» **Dataset items**

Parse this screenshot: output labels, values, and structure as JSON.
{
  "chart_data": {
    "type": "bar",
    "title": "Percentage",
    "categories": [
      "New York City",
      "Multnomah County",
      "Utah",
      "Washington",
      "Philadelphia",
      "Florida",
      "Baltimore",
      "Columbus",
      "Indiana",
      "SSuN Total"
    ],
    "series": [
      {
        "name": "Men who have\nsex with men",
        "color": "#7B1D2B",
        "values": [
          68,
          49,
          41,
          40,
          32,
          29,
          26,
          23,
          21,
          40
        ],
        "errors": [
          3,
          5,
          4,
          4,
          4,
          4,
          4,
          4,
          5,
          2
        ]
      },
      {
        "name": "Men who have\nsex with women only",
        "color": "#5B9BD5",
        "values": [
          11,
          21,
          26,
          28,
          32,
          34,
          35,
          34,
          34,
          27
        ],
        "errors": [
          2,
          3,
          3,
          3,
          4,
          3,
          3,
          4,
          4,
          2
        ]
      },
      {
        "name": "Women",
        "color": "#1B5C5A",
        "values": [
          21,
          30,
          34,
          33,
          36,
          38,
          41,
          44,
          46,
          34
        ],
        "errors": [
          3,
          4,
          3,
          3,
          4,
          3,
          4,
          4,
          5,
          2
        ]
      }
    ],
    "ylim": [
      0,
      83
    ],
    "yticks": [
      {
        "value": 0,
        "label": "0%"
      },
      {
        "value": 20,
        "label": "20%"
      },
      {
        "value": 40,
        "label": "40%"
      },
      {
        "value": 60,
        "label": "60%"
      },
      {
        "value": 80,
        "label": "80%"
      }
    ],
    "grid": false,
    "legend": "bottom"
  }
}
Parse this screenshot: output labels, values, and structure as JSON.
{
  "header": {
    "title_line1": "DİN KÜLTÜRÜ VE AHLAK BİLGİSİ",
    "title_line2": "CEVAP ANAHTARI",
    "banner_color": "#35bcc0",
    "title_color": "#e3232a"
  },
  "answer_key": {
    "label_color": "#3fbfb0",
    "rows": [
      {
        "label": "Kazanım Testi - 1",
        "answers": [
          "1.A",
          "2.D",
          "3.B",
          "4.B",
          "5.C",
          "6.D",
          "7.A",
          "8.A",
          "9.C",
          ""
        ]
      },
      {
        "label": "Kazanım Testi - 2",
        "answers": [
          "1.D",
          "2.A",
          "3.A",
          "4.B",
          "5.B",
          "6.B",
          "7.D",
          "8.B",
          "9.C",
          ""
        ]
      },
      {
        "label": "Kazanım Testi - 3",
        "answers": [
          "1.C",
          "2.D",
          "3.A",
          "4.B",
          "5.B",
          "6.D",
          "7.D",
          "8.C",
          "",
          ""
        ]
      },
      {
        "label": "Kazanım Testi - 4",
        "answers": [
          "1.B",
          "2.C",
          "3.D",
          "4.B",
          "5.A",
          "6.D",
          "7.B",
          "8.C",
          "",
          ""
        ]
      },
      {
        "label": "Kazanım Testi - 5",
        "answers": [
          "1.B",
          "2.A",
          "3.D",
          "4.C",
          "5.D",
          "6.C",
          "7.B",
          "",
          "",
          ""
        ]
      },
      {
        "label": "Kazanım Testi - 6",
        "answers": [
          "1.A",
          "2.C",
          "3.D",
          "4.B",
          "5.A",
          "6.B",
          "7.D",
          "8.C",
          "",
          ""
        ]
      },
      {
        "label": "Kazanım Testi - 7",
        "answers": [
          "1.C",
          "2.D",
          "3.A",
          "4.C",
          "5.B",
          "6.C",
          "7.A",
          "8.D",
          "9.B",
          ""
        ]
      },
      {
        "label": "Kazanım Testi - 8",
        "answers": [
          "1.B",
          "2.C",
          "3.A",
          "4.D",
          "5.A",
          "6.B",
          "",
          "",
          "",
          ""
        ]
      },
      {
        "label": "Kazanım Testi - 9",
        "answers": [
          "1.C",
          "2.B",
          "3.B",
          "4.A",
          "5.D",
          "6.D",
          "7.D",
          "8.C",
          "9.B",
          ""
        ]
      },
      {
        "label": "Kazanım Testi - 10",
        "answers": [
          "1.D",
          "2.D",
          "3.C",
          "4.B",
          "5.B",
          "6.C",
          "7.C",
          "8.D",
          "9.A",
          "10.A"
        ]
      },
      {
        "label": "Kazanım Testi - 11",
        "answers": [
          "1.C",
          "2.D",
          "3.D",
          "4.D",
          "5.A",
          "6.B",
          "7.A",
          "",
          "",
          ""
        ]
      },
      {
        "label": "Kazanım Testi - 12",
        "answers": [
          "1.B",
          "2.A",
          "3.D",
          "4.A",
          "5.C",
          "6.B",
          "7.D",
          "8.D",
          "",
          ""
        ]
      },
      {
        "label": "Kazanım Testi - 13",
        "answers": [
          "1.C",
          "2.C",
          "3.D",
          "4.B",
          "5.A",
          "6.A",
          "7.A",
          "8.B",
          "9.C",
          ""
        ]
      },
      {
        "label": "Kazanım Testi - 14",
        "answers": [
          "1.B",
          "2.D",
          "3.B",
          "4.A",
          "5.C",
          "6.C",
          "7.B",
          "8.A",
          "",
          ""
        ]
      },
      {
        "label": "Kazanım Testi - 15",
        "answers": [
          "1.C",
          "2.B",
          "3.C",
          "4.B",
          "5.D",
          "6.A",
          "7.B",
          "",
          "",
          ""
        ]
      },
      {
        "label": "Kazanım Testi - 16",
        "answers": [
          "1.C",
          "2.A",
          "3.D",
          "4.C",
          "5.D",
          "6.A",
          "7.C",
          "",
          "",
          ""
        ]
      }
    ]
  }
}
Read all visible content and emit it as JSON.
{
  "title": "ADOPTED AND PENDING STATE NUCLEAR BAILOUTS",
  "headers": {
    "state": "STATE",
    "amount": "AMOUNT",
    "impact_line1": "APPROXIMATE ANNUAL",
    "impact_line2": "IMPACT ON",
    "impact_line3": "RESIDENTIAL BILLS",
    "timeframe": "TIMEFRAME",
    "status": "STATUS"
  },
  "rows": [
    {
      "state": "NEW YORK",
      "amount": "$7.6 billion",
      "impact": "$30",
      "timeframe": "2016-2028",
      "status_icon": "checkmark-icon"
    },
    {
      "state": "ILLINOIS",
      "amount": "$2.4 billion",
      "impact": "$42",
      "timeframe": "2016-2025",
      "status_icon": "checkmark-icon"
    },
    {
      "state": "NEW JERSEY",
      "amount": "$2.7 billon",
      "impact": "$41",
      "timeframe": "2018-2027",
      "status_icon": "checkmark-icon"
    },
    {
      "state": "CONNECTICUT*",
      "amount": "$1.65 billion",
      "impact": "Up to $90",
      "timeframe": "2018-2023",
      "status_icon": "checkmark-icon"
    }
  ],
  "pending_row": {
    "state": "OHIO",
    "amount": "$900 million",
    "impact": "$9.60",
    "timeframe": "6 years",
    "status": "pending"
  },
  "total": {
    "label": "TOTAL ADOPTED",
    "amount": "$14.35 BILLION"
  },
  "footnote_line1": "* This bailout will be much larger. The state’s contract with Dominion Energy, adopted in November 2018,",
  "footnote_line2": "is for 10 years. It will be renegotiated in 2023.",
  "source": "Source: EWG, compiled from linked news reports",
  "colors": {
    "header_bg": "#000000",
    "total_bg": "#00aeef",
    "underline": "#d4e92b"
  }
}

» **Job**
Write every entry out again exactly.

» **Solution below**
Parse this screenshot: output labels, values, and structure as JSON.
{
  "chart_data": {
    "type": "bar",
    "title": "Percentage",
    "categories": [
      "New York City",
      "Multnomah County",
      "Utah",
      "Washington",
      "Philadelphia",
      "Florida",
      "Baltimore",
      "Columbus",
      "Indiana",
      "SSuN Total"
    ],
    "series": [
      {
        "name": "Men who have\nsex with men",
        "color": "#7B1D2B",
        "values": [
          68,
          49,
          41,
          40,
          32,
          29,
          26,
          23,
          21,
          40
        ],
        "errors": [
          3,
          5,
          4,
          4,
          4,
          4,
          4,
          4,
          5,
          2
        ]
      },
      {
        "name": "Men who have\nsex with women only",
        "color": "#5B9BD5",
        "values": [
          11,
          21,
          26,
          28,
          32,
          34,
          35,
          34,
          34,
          27
        ],
        "errors": [
          2,
          3,
          3,
          3,
          4,
          3,
          3,
          4,
          4,
          2
        ]
      },
      {
        "name": "Women",
        "color": "#1B5C5A",
        "values": [
          21,
          30,
          34,
          33,
          36,
          38,
          41,
          44,
          46,
          34
        ],
        "errors": [
          3,
          4,
          3,
          3,
          4,
          3,
          4,
          4,
          5,
          2
        ]
      }
    ],
    "ylim": [
      0,
      83
    ],
    "yticks": [
      {
        "value": 0,
        "label": "0%"
      },
      {
        "value": 20,
        "label": "20%"
      },
      {
        "value": 40,
        "label": "40%"
      },
      {
        "value": 60,
        "label": "60%"
      },
      {
        "value": 80,
        "label": "80%"
      }
    ],
    "grid": false,
    "legend": "bottom"
  }
}
Parse this screenshot: output labels, values, and structure as JSON.
{
  "header": {
    "title_line1": "DİN KÜLTÜRÜ VE AHLAK BİLGİSİ",
    "title_line2": "CEVAP ANAHTARI",
    "banner_color": "#35bcc0",
    "title_color": "#e3232a"
  },
  "answer_key": {
    "label_color": "#3fbfb0",
    "rows": [
      {
        "label": "Kazanım Testi - 1",
        "answers": [
          "1.A",
          "2.D",
          "3.B",
          "4.B",
          "5.C",
          "6.D",
          "7.A",
          "8.A",
          "9.C",
          ""
        ]
      },
      {
        "label": "Kazanım Testi - 2",
        "answers": [
          "1.D",
          "2.A",
          "3.A",
          "4.B",
          "5.B",
          "6.B",
          "7.D",
          "8.B",
          "9.C",
          ""
        ]
      },
      {
        "label": "Kazanım Testi - 3",
        "answers": [
          "1.C",
          "2.D",
          "3.A",
          "4.B",
          "5.B",
          "6.D",
          "7.D",
          "8.C",
          "",
          ""
        ]
      },
      {
        "label": "Kazanım Testi - 4",
        "answers": [
          "1.B",
          "2.C",
          "3.D",
          "4.B",
          "5.A",
          "6.D",
          "7.B",
          "8.C",
          "",
          ""
        ]
      },
      {
        "label": "Kazanım Testi - 5",
        "answers": [
          "1.B",
          "2.A",
          "3.D",
          "4.C",
          "5.D",
          "6.C",
          "7.B",
          "",
          "",
          ""
        ]
      },
      {
        "label": "Kazanım Testi - 6",
        "answers": [
          "1.A",
          "2.C",
          "3.D",
          "4.B",
          "5.A",
          "6.B",
          "7.D",
          "8.C",
          "",
          ""
        ]
      },
      {
        "label": "Kazanım Testi - 7",
        "answers": [
          "1.C",
          "2.D",
          "3.A",
          "4.C",
          "5.B",
          "6.C",
          "7.A",
          "8.D",
          "9.B",
          ""
        ]
      },
      {
        "label": "Kazanım Testi - 8",
        "answers": [
          "1.B",
          "2.C",
          "3.A",
          "4.D",
          "5.A",
          "6.B",
          "",
          "",
          "",
          ""
        ]
      },
      {
        "label": "Kazanım Testi - 9",
        "answers": [
          "1.C",
          "2.B",
          "3.B",
          "4.A",
          "5.D",
          "6.D",
          "7.D",
          "8.C",
          "9.B",
          ""
        ]
      },
      {
        "label": "Kazanım Testi - 10",
        "answers": [
          "1.D",
          "2.D",
          "3.C",
          "4.B",
          "5.B",
          "6.C",
          "7.C",
          "8.D",
          "9.A",
          "10.A"
        ]
      },
      {
        "label": "Kazanım Testi - 11",
        "answers": [
          "1.C",
          "2.D",
          "3.D",
          "4.D",
          "5.A",
          "6.B",
          "7.A",
          "",
          "",
          ""
        ]
      },
      {
        "label": "Kazanım Testi - 12",
        "answers": [
          "1.B",
          "2.A",
          "3.D",
          "4.A",
          "5.C",
          "6.B",
          "7.D",
          "8.D",
          "",
          ""
        ]
      },
      {
        "label": "Kazanım Testi - 13",
        "answers": [
          "1.C",
          "2.C",
          "3.D",
          "4.B",
          "5.A",
          "6.A",
          "7.A",
          "8.B",
          "9.C",
          ""
        ]
      },
      {
        "label": "Kazanım Testi - 14",
        "answers": [
          "1.B",
          "2.D",
          "3.B",
          "4.A",
          "5.C",
          "6.C",
          "7.B",
          "8.A",
          "",
          ""
        ]
      },
      {
        "label": "Kazanım Testi - 15",
        "answers": [
          "1.C",
          "2.B",
          "3.C",
          "4.B",
          "5.D",
          "6.A",
          "7.B",
          "",
          "",
          ""
        ]
      },
      {
        "label": "Kazanım Testi - 16",
        "answers": [
          "1.C",
          "2.A",
          "3.D",
          "4.C",
          "5.D",
          "6.A",
          "7.C",
          "",
          "",
          ""
        ]
      }
    ]
  }
}
Read all visible content and emit it as JSON.
{
  "title": "ADOPTED AND PENDING STATE NUCLEAR BAILOUTS",
  "headers": {
    "state": "STATE",
    "amount": "AMOUNT",
    "impact_line1": "APPROXIMATE ANNUAL",
    "impact_line2": "IMPACT ON",
    "impact_line3": "RESIDENTIAL BILLS",
    "timeframe": "TIMEFRAME",
    "status": "STATUS"
  },
  "rows": [
    {
      "state": "NEW YORK",
      "amount": "$7.6 billion",
      "impact": "$30",
      "timeframe": "2016-2028",
      "status_icon": "checkmark-icon"
    },
    {
      "state": "ILLINOIS",
      "amount": "$2.4 billion",
      "impact": "$42",
      "timeframe": "2016-2025",
      "status_icon": "checkmark-icon"
    },
    {
      "state": "NEW JERSEY",
      "amount": "$2.7 billon",
      "impact": "$41",
      "timeframe": "2018-2027",
      "status_icon": "checkmark-icon"
    },
    {
      "state": "CONNECTICUT*",
      "amount": "$1.65 billion",
      "impact": "Up to $90",
      "timeframe": "2018-2023",
      "status_icon": "checkmark-icon"
    }
  ],
  "pending_row": {
    "state": "OHIO",
    "amount": "$900 million",
    "impact": "$9.60",
    "timeframe": "6 years",
    "status": "pending"
  },
  "total": {
    "label": "TOTAL ADOPTED",
    "amount": "$14.35 BILLION"
  },
  "footnote_line1": "* This bailout will be much larger. The state’s contract with Dominion Energy, adopted in November 2018,",
  "footnote_line2": "is for 10 years. It will be renegotiated in 2023.",
  "source": "Source: EWG, compiled from linked news reports",
  "colors": {
    "header_bg": "#000000",
    "total_bg": "#00aeef",
    "underline": "#d4e92b"
  }
}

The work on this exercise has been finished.